**Work task:**
Could you reproduce every entry that follows, exactly as shown?

○ ○ ○ ○ ○ ○ ○

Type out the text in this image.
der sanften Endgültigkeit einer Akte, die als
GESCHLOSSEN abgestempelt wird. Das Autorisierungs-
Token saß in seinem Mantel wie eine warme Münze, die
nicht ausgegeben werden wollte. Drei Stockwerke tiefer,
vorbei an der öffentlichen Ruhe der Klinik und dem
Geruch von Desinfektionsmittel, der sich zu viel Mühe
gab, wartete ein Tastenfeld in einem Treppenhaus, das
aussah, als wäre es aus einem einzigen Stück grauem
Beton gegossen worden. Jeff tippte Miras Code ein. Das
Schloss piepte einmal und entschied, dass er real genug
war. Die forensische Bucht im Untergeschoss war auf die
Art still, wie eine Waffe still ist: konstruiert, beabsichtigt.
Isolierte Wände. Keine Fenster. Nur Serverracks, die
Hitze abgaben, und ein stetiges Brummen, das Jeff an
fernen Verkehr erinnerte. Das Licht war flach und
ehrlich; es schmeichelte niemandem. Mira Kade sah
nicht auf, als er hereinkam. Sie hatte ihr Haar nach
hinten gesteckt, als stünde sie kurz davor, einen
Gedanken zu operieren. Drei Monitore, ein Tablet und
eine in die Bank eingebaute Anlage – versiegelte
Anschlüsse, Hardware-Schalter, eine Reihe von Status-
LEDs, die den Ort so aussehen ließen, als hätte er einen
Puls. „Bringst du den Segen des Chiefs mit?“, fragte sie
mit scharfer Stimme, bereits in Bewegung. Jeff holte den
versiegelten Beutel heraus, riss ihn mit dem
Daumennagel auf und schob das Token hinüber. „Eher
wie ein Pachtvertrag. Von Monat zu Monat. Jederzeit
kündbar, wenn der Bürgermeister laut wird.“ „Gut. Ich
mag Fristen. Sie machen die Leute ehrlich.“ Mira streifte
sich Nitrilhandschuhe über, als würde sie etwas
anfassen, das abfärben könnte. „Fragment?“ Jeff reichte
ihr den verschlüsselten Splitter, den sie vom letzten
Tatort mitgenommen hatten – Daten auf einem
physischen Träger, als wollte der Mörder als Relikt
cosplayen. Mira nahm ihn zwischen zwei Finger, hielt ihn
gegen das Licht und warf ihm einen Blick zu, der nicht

○ ○ ○ ○ ○ ○ ○

**Result of this exercise:**
Type out the text in this image.
der sanften Endgültigkeit einer Akte, die als
GESCHLOSSEN abgestempelt wird. Das Autorisierungs-
Token saß in seinem Mantel wie eine warme Münze, die
nicht ausgegeben werden wollte. Drei Stockwerke tiefer,
vorbei an der öffentlichen Ruhe der Klinik und dem
Geruch von Desinfektionsmittel, der sich zu viel Mühe
gab, wartete ein Tastenfeld in einem Treppenhaus, das
aussah, als wäre es aus einem einzigen Stück grauem
Beton gegossen worden. Jeff tippte Miras Code ein. Das
Schloss piepte einmal und entschied, dass er real genug
war. Die forensische Bucht im Untergeschoss war auf die
Art still, wie eine Waffe still ist: konstruiert, beabsichtigt.
Isolierte Wände. Keine Fenster. Nur Serverracks, die
Hitze abgaben, und ein stetiges Brummen, das Jeff an
fernen Verkehr erinnerte. Das Licht war flach und
ehrlich; es schmeichelte niemandem. Mira Kade sah
nicht auf, als er hereinkam. Sie hatte ihr Haar nach
hinten gesteckt, als stünde sie kurz davor, einen
Gedanken zu operieren. Drei Monitore, ein Tablet und
eine in die Bank eingebaute Anlage – versiegelte
Anschlüsse, Hardware-Schalter, eine Reihe von Status-
LEDs, die den Ort so aussehen ließen, als hätte er einen
Puls. „Bringst du den Segen des Chiefs mit?“, fragte sie
mit scharfer Stimme, bereits in Bewegung. Jeff holte den
versiegelten Beutel heraus, riss ihn mit dem
Daumennagel auf und schob das Token hinüber. „Eher
wie ein Pachtvertrag. Von Monat zu Monat. Jederzeit
kündbar, wenn der Bürgermeister laut wird.“ „Gut. Ich
mag Fristen. Sie machen die Leute ehrlich.“ Mira streifte
sich Nitrilhandschuhe über, als würde sie etwas
anfassen, das abfärben könnte. „Fragment?“ Jeff reichte
ihr den verschlüsselten Splitter, den sie vom letzten
Tatort mitgenommen hatten – Daten auf einem
physischen Träger, als wollte der Mörder als Relikt
cosplayen. Mira nahm ihn zwischen zwei Finger, hielt ihn
gegen das Licht und warf ihm einen Blick zu, der nicht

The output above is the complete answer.